### DIRECTIONS
Do any lines in the data below contain "olycka"? If so, copy every one of them.

**** MATERIAL FOR THIS EXERCISE ****

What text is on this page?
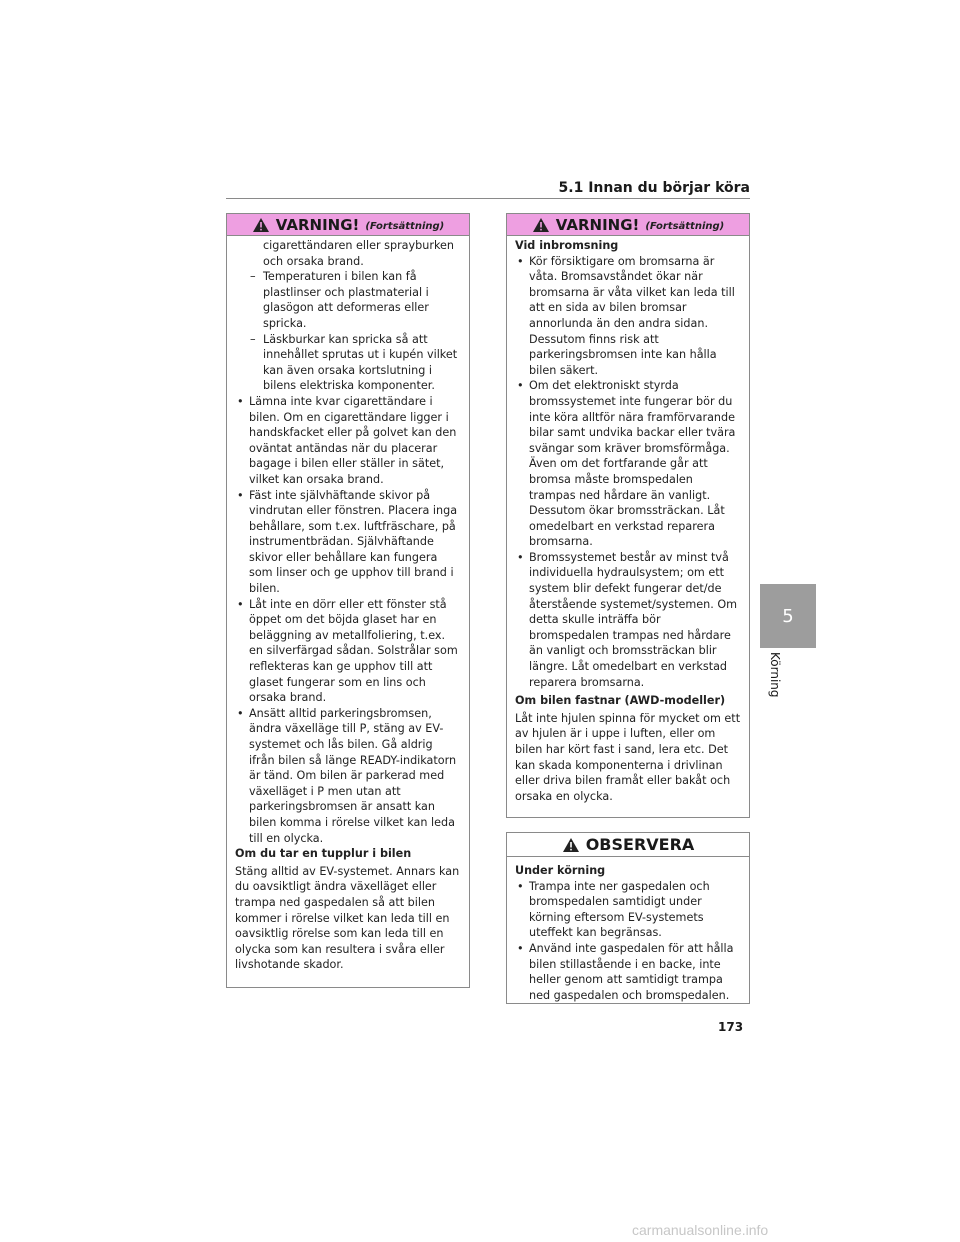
5.1 Innan du börjar köra
5
Körning
VARNING! (Fortsättning)

cigarettändaren eller sprayburken

och orsaka brand.

– Temperaturen i bilen kan få plastlinser och plastmaterial i glasögon att deformeras eller spricka.
– Läskburkar kan spricka så att innehållet sprutas ut i kupén vilket kan även orsaka kortslutning i bilens elektriska komponenter.
• Lämna inte kvar cigarettändare i bilen. Om en cigarettändare ligger i handskfacket eller på golvet kan den oväntat antändas när du placerar bagage i bilen eller ställer in sätet, vilket kan orsaka brand.
• Fäst inte självhäftande skivor på vindrutan eller fönstren. Placera inga behållare, som t.ex. luftfräschare, på instrumentbrädan. Självhäftande skivor eller behållare kan fungera som linser och ge upphov till brand i bilen.
• Låt inte en dörr eller ett fönster stå öppet om det böjda glaset har en beläggning av metallfoliering, t.ex. en silverfärgad sådan. Solstrålar som reflekteras kan ge upphov till att glaset fungerar som en lins och orsaka brand.
• Ansätt alltid parkeringsbromsen, ändra växelläge till P, stäng av EV-systemet och lås bilen. Gå aldrig ifrån bilen så länge READY-indikatorn är tänd. Om bilen är parkerad med växelläget i P men utan att parkeringsbromsen är ansatt kan bilen komma i rörelse vilket kan leda till en olycka.

Om du tar en tupplur i bilen

Stäng alltid av EV-systemet. Annars kan du oavsiktligt ändra växelläget eller trampa ned gaspedalen så att bilen kommer i rörelse vilket kan leda till en oavsiktlig rörelse som kan leda till en olycka som kan resultera i svåra eller livshotande skador.

VARNING! (Fortsättning)

Vid inbromsning

• Kör försiktigare om bromsarna är våta. Bromsavståndet ökar när bromsarna är våta vilket kan leda till att en sida av bilen bromsar annorlunda än den andra sidan. Dessutom finns risk att parkeringsbromsen inte kan hålla bilen säkert.
• Om det elektroniskt styrda bromssystemet inte fungerar bör du inte köra alltför nära framförvarande bilar samt undvika backar eller tvära svängar som kräver bromsförmåga. Även om det fortfarande går att bromsa måste bromspedalen trampas ned hårdare än vanligt. Dessutom ökar bromssträckan. Låt omedelbart en verkstad reparera bromsarna.
• Bromssystemet består av minst två individuella hydraulsystem; om ett system blir defekt fungerar det/de återstående systemet/systemen. Om detta skulle inträffa bör bromspedalen trampas ned hårdare än vanligt och bromssträckan blir längre. Låt omedelbart en verkstad reparera bromsarna.

Om bilen fastnar (AWD-modeller)

Låt inte hjulen spinna för mycket om ett av hjulen är i uppe i luften, eller om bilen har kört fast i sand, lera etc. Det kan skada komponenterna i drivlinan eller driva bilen framåt eller bakåt och orsaka en olycka.

OBSERVERA

Under körning

• Trampa inte ner gaspedalen och bromspedalen samtidigt under körning eftersom EV-systemets uteffekt kan begränsas.
• Använd inte gaspedalen för att hålla bilen stillastående i en backe, inte heller genom att samtidigt trampa ned gaspedalen och bromspedalen.
173
carmanualsonline.info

****

### RESULT BELOW
• Ansätt alltid parkeringsbromsen, ändra växelläge till P, stäng av EV-systemet och lås bilen. Gå aldrig ifrån bilen så länge READY-indikatorn är tänd. Om bilen är parkerad med växelläget i P men utan att parkeringsbromsen är ansatt kan bilen komma i rörelse vilket kan leda till en olycka.
Stäng alltid av EV-systemet. Annars kan du oavsiktligt ändra växelläget eller trampa ned gaspedalen så att bilen kommer i rörelse vilket kan leda till en oavsiktlig rörelse som kan leda till en olycka som kan resultera i svåra eller livshotande skador.
Låt inte hjulen spinna för mycket om ett av hjulen är i uppe i luften, eller om bilen har kört fast i sand, lera etc. Det kan skada komponenterna i drivlinan eller driva bilen framåt eller bakåt och orsaka en olycka.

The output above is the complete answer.